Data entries
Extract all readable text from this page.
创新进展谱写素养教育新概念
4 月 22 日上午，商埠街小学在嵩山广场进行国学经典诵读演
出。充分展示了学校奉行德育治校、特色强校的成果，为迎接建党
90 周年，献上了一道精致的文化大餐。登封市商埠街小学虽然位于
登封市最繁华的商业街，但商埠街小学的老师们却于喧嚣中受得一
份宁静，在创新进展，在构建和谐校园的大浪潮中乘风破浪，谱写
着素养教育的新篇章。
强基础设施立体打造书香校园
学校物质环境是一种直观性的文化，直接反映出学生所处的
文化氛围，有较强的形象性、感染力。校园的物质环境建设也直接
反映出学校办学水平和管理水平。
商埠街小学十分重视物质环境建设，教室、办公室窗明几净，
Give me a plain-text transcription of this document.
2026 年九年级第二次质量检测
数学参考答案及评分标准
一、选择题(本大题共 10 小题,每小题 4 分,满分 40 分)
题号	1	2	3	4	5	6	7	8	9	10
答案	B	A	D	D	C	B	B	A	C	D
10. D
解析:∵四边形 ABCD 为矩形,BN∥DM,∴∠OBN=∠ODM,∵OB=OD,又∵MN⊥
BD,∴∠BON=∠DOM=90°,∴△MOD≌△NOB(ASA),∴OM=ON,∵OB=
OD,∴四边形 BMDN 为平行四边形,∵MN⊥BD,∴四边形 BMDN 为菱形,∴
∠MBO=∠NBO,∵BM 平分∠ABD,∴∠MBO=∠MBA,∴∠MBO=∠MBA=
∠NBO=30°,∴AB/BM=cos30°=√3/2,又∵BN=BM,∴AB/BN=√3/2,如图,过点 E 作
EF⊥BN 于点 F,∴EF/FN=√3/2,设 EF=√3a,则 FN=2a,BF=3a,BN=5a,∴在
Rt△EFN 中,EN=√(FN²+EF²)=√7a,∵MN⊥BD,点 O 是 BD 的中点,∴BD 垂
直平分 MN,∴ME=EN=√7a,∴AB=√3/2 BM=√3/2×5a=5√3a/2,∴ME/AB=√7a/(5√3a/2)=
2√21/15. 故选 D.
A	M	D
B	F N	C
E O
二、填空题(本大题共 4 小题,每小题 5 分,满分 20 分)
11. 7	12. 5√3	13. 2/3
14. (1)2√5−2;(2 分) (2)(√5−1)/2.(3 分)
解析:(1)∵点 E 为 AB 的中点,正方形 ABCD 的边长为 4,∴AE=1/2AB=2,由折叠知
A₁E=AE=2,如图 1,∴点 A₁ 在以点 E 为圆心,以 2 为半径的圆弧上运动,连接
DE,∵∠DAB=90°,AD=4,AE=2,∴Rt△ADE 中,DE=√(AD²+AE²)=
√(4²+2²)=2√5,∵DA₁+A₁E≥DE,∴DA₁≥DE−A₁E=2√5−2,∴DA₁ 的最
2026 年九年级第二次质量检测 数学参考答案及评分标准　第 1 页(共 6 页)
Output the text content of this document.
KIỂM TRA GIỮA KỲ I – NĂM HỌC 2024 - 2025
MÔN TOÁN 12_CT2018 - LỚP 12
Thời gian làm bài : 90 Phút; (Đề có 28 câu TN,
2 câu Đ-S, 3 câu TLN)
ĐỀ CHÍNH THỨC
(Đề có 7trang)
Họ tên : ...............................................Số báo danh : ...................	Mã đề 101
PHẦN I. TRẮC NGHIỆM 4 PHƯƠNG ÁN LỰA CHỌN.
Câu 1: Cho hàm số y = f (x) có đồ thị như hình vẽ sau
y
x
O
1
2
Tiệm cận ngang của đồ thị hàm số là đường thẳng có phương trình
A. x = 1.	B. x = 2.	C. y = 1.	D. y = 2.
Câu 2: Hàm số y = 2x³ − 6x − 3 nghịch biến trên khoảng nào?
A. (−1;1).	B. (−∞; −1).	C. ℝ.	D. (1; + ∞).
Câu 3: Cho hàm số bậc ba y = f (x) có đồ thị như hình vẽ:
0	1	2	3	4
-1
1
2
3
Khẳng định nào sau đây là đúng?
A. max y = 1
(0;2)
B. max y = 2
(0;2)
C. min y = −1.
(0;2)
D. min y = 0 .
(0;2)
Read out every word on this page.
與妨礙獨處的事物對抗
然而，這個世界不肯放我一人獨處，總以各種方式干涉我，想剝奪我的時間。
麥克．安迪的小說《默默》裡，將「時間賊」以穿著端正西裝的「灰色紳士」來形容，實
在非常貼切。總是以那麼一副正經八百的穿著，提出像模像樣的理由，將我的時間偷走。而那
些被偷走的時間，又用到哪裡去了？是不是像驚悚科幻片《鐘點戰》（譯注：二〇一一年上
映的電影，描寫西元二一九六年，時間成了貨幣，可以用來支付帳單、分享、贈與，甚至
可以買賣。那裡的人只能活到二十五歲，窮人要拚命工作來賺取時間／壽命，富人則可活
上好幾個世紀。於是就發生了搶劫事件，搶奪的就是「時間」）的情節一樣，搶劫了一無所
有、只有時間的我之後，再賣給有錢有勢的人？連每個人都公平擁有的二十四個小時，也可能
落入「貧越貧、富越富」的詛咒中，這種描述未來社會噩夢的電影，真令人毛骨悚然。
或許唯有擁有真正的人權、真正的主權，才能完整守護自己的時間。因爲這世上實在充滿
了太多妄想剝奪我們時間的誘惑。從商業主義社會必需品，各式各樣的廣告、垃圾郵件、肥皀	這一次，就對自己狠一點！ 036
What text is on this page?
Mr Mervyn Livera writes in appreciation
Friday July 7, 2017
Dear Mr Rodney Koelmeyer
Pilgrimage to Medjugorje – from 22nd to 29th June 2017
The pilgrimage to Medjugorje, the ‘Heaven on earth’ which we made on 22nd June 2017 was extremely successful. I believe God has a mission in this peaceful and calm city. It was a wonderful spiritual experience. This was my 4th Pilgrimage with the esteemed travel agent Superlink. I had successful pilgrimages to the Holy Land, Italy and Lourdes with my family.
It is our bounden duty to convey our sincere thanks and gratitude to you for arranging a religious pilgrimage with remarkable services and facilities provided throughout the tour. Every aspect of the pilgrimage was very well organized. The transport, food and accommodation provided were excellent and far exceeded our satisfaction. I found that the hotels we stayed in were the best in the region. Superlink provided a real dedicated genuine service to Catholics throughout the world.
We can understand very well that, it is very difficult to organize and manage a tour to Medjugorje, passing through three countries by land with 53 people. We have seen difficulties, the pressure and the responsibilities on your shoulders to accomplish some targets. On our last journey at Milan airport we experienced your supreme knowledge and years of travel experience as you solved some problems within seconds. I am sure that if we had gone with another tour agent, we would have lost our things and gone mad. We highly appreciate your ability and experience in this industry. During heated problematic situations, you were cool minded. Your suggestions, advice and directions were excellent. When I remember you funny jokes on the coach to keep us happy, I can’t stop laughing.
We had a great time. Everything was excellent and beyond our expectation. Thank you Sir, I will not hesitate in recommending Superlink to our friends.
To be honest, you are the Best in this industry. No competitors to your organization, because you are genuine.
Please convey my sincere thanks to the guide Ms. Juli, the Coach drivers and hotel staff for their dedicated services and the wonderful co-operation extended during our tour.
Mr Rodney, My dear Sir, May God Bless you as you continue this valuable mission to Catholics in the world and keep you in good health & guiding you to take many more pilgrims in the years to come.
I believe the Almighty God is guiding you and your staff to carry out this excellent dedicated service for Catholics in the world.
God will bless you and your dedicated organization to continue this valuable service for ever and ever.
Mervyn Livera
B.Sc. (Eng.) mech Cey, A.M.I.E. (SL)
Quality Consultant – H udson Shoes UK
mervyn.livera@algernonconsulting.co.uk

__Task prompt__: Give an exact repetition of all the material.

__Complete output__:
Extract all readable text from this page.
创新进展谱写素养教育新概念
4 月 22 日上午，商埠街小学在嵩山广场进行国学经典诵读演
出。充分展示了学校奉行德育治校、特色强校的成果，为迎接建党
90 周年，献上了一道精致的文化大餐。登封市商埠街小学虽然位于
登封市最繁华的商业街，但商埠街小学的老师们却于喧嚣中受得一
份宁静，在创新进展，在构建和谐校园的大浪潮中乘风破浪，谱写
着素养教育的新篇章。
强基础设施立体打造书香校园
学校物质环境是一种直观性的文化，直接反映出学生所处的
文化氛围，有较强的形象性、感染力。校园的物质环境建设也直接
反映出学校办学水平和管理水平。
商埠街小学十分重视物质环境建设，教室、办公室窗明几净，
Give me a plain-text transcription of this document.
2026 年九年级第二次质量检测
数学参考答案及评分标准
一、选择题(本大题共 10 小题,每小题 4 分,满分 40 分)
题号	1	2	3	4	5	6	7	8	9	10
答案	B	A	D	D	C	B	B	A	C	D
10. D
解析:∵四边形 ABCD 为矩形,BN∥DM,∴∠OBN=∠ODM,∵OB=OD,又∵MN⊥
BD,∴∠BON=∠DOM=90°,∴△MOD≌△NOB(ASA),∴OM=ON,∵OB=
OD,∴四边形 BMDN 为平行四边形,∵MN⊥BD,∴四边形 BMDN 为菱形,∴
∠MBO=∠NBO,∵BM 平分∠ABD,∴∠MBO=∠MBA,∴∠MBO=∠MBA=
∠NBO=30°,∴AB/BM=cos30°=√3/2,又∵BN=BM,∴AB/BN=√3/2,如图,过点 E 作
EF⊥BN 于点 F,∴EF/FN=√3/2,设 EF=√3a,则 FN=2a,BF=3a,BN=5a,∴在
Rt△EFN 中,EN=√(FN²+EF²)=√7a,∵MN⊥BD,点 O 是 BD 的中点,∴BD 垂
直平分 MN,∴ME=EN=√7a,∴AB=√3/2 BM=√3/2×5a=5√3a/2,∴ME/AB=√7a/(5√3a/2)=
2√21/15. 故选 D.
A	M	D
B	F N	C
E O
二、填空题(本大题共 4 小题,每小题 5 分,满分 20 分)
11. 7	12. 5√3	13. 2/3
14. (1)2√5−2;(2 分) (2)(√5−1)/2.(3 分)
解析:(1)∵点 E 为 AB 的中点,正方形 ABCD 的边长为 4,∴AE=1/2AB=2,由折叠知
A₁E=AE=2,如图 1,∴点 A₁ 在以点 E 为圆心,以 2 为半径的圆弧上运动,连接
DE,∵∠DAB=90°,AD=4,AE=2,∴Rt△ADE 中,DE=√(AD²+AE²)=
√(4²+2²)=2√5,∵DA₁+A₁E≥DE,∴DA₁≥DE−A₁E=2√5−2,∴DA₁ 的最
2026 年九年级第二次质量检测 数学参考答案及评分标准　第 1 页(共 6 页)
Output the text content of this document.
KIỂM TRA GIỮA KỲ I – NĂM HỌC 2024 - 2025
MÔN TOÁN 12_CT2018 - LỚP 12
Thời gian làm bài : 90 Phút; (Đề có 28 câu TN,
2 câu Đ-S, 3 câu TLN)
ĐỀ CHÍNH THỨC
(Đề có 7trang)
Họ tên : ...............................................Số báo danh : ...................	Mã đề 101
PHẦN I. TRẮC NGHIỆM 4 PHƯƠNG ÁN LỰA CHỌN.
Câu 1: Cho hàm số y = f (x) có đồ thị như hình vẽ sau
y
x
O
1
2
Tiệm cận ngang của đồ thị hàm số là đường thẳng có phương trình
A. x = 1.	B. x = 2.	C. y = 1.	D. y = 2.
Câu 2: Hàm số y = 2x³ − 6x − 3 nghịch biến trên khoảng nào?
A. (−1;1).	B. (−∞; −1).	C. ℝ.	D. (1; + ∞).
Câu 3: Cho hàm số bậc ba y = f (x) có đồ thị như hình vẽ:
0	1	2	3	4
-1
1
2
3
Khẳng định nào sau đây là đúng?
A. max y = 1
(0;2)
B. max y = 2
(0;2)
C. min y = −1.
(0;2)
D. min y = 0 .
(0;2)
Read out every word on this page.
與妨礙獨處的事物對抗
然而，這個世界不肯放我一人獨處，總以各種方式干涉我，想剝奪我的時間。
麥克．安迪的小說《默默》裡，將「時間賊」以穿著端正西裝的「灰色紳士」來形容，實
在非常貼切。總是以那麼一副正經八百的穿著，提出像模像樣的理由，將我的時間偷走。而那
些被偷走的時間，又用到哪裡去了？是不是像驚悚科幻片《鐘點戰》（譯注：二〇一一年上
映的電影，描寫西元二一九六年，時間成了貨幣，可以用來支付帳單、分享、贈與，甚至
可以買賣。那裡的人只能活到二十五歲，窮人要拚命工作來賺取時間／壽命，富人則可活
上好幾個世紀。於是就發生了搶劫事件，搶奪的就是「時間」）的情節一樣，搶劫了一無所
有、只有時間的我之後，再賣給有錢有勢的人？連每個人都公平擁有的二十四個小時，也可能
落入「貧越貧、富越富」的詛咒中，這種描述未來社會噩夢的電影，真令人毛骨悚然。
或許唯有擁有真正的人權、真正的主權，才能完整守護自己的時間。因爲這世上實在充滿
了太多妄想剝奪我們時間的誘惑。從商業主義社會必需品，各式各樣的廣告、垃圾郵件、肥皀	這一次，就對自己狠一點！ 036
What text is on this page?
Mr Mervyn Livera writes in appreciation
Friday July 7, 2017
Dear Mr Rodney Koelmeyer
Pilgrimage to Medjugorje – from 22nd to 29th June 2017
The pilgrimage to Medjugorje, the ‘Heaven on earth’ which we made on 22nd June 2017 was extremely successful. I believe God has a mission in this peaceful and calm city. It was a wonderful spiritual experience. This was my 4th Pilgrimage with the esteemed travel agent Superlink. I had successful pilgrimages to the Holy Land, Italy and Lourdes with my family.
It is our bounden duty to convey our sincere thanks and gratitude to you for arranging a religious pilgrimage with remarkable services and facilities provided throughout the tour. Every aspect of the pilgrimage was very well organized. The transport, food and accommodation provided were excellent and far exceeded our satisfaction. I found that the hotels we stayed in were the best in the region. Superlink provided a real dedicated genuine service to Catholics throughout the world.
We can understand very well that, it is very difficult to organize and manage a tour to Medjugorje, passing through three countries by land with 53 people. We have seen difficulties, the pressure and the responsibilities on your shoulders to accomplish some targets. On our last journey at Milan airport we experienced your supreme knowledge and years of travel experience as you solved some problems within seconds. I am sure that if we had gone with another tour agent, we would have lost our things and gone mad. We highly appreciate your ability and experience in this industry. During heated problematic situations, you were cool minded. Your suggestions, advice and directions were excellent. When I remember you funny jokes on the coach to keep us happy, I can’t stop laughing.
We had a great time. Everything was excellent and beyond our expectation. Thank you Sir, I will not hesitate in recommending Superlink to our friends.
To be honest, you are the Best in this industry. No competitors to your organization, because you are genuine.
Please convey my sincere thanks to the guide Ms. Juli, the Coach drivers and hotel staff for their dedicated services and the wonderful co-operation extended during our tour.
Mr Rodney, My dear Sir, May God Bless you as you continue this valuable mission to Catholics in the world and keep you in good health & guiding you to take many more pilgrims in the years to come.
I believe the Almighty God is guiding you and your staff to carry out this excellent dedicated service for Catholics in the world.
God will bless you and your dedicated organization to continue this valuable service for ever and ever.
Mervyn Livera
B.Sc. (Eng.) mech Cey, A.M.I.E. (SL)
Quality Consultant – H udson Shoes UK
mervyn.livera@algernonconsulting.co.uk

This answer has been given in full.